══ DATA SUPPLIED
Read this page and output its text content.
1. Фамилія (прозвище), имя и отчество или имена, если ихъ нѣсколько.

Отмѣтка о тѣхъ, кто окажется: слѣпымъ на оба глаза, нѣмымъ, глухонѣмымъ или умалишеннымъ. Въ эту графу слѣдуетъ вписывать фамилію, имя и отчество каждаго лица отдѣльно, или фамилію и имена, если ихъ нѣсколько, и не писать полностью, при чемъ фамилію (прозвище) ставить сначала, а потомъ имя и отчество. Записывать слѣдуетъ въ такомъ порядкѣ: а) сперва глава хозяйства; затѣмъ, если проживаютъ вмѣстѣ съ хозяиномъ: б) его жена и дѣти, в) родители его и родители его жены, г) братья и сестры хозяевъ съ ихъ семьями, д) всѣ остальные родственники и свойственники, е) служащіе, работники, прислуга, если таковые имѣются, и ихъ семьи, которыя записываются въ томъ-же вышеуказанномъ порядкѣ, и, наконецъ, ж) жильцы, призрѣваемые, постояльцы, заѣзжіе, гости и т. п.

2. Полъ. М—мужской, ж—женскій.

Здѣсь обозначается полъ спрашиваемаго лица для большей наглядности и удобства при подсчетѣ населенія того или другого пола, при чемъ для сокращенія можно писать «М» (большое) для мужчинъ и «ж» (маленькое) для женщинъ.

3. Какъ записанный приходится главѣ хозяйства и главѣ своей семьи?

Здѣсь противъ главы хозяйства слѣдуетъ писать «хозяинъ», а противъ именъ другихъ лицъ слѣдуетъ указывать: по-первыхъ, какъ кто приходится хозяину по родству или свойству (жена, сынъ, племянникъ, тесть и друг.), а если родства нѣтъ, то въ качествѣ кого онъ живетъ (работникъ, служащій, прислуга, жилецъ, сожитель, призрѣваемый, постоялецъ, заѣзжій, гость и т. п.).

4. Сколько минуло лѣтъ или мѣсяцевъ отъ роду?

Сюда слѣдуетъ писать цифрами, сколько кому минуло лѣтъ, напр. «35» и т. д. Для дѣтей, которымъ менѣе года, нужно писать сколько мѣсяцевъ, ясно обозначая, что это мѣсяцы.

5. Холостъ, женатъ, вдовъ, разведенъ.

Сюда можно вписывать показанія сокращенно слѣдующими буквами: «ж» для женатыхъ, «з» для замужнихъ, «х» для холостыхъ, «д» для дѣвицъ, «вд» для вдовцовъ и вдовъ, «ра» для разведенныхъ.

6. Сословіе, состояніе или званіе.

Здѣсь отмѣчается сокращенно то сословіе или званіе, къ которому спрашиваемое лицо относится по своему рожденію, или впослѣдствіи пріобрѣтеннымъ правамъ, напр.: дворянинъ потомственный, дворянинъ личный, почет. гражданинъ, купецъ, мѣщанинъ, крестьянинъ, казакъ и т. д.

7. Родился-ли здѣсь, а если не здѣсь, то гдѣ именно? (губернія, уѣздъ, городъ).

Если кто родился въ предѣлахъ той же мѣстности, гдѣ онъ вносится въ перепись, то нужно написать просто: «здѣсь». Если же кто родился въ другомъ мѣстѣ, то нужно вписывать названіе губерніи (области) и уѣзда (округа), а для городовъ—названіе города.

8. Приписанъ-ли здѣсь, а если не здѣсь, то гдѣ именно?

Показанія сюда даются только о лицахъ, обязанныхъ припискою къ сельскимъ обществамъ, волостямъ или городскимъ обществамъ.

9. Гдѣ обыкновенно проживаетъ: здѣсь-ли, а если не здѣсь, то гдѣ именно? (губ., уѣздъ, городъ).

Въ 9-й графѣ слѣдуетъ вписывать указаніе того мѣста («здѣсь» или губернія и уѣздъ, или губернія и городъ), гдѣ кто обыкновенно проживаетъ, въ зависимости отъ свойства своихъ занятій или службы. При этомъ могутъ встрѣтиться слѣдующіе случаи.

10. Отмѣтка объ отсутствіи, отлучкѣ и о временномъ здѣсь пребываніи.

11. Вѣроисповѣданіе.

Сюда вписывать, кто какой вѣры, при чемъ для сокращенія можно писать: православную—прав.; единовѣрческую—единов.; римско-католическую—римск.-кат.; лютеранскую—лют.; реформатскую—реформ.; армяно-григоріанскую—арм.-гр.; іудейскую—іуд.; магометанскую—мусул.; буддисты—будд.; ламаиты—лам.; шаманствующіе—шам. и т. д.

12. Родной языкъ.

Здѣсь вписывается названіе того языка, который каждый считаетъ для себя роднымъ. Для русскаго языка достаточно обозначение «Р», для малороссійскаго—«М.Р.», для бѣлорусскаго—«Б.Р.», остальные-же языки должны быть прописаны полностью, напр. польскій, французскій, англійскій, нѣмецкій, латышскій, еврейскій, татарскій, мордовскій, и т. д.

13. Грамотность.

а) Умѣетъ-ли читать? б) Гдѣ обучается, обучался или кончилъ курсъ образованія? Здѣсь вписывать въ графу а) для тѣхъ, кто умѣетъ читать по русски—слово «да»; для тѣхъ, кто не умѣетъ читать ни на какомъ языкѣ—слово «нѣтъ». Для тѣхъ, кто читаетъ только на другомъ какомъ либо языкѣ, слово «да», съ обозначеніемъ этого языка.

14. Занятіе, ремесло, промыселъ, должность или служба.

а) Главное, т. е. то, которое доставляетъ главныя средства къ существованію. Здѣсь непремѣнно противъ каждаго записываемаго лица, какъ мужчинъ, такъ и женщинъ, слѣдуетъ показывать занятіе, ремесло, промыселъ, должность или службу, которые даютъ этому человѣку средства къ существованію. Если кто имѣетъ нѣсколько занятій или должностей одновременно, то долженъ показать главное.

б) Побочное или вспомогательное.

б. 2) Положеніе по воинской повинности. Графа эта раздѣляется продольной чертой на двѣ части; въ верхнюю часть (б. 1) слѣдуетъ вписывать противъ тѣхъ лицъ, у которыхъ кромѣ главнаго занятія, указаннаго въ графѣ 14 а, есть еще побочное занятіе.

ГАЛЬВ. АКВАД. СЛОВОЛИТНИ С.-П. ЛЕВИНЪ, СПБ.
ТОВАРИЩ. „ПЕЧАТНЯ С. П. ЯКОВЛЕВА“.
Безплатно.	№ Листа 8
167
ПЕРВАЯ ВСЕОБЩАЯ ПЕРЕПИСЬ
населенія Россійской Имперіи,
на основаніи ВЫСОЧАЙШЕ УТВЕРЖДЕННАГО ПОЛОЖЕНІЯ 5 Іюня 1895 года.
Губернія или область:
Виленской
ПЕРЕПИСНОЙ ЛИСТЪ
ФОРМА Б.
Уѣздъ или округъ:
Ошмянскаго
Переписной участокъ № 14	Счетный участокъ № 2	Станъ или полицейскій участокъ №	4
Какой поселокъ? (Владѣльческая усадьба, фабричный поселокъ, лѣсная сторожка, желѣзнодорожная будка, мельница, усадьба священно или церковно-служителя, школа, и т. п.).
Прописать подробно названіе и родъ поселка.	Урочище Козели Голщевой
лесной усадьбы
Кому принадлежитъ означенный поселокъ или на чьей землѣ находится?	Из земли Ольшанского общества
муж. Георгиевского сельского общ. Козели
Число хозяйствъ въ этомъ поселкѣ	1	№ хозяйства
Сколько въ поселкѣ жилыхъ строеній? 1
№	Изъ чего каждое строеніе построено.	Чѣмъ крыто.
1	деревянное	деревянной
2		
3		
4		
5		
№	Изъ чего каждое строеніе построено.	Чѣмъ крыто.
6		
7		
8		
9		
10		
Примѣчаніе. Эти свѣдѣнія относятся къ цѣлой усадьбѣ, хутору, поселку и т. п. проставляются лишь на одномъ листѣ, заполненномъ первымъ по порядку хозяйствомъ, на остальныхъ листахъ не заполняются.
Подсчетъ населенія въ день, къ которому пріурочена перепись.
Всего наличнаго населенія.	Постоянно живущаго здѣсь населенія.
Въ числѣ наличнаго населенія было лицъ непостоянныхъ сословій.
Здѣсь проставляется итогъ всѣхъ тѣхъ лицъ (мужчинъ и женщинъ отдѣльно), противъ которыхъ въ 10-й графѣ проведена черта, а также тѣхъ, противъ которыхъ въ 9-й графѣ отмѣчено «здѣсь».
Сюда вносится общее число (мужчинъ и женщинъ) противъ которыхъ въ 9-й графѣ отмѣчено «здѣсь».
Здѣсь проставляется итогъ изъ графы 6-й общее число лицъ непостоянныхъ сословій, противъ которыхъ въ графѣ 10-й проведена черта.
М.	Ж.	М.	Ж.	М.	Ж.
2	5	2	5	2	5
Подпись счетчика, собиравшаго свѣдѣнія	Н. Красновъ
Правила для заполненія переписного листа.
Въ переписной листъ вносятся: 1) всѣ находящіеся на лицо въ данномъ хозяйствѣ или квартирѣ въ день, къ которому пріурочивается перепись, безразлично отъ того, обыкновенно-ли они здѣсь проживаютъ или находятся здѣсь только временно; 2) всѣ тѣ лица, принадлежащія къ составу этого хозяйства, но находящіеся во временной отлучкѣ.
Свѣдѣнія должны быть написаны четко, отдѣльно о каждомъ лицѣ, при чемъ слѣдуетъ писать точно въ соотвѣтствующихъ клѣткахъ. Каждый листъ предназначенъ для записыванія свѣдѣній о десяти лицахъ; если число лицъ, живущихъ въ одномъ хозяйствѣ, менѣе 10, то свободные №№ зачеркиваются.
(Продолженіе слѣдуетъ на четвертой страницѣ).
════
■ **WRITTEN EXERCISE**
Which lines hold the word "одномъ"? Show each one.

■ **OUTPUT OF THE EXERCISE**
Примѣчаніе. Эти свѣдѣнія относятся къ цѣлой усадьбѣ, хутору, поселку и т. п. проставляются лишь на одномъ листѣ, заполненномъ первымъ по порядку хозяйствомъ, на остальныхъ листахъ не заполняются.
Свѣдѣнія должны быть написаны четко, отдѣльно о каждомъ лицѣ, при чемъ слѣдуетъ писать точно въ соотвѣтствующихъ клѣткахъ. Каждый листъ предназначенъ для записыванія свѣдѣній о десяти лицахъ; если число лицъ, живущихъ въ одномъ хозяйствѣ, менѣе 10, то свободные №№ зачеркиваются.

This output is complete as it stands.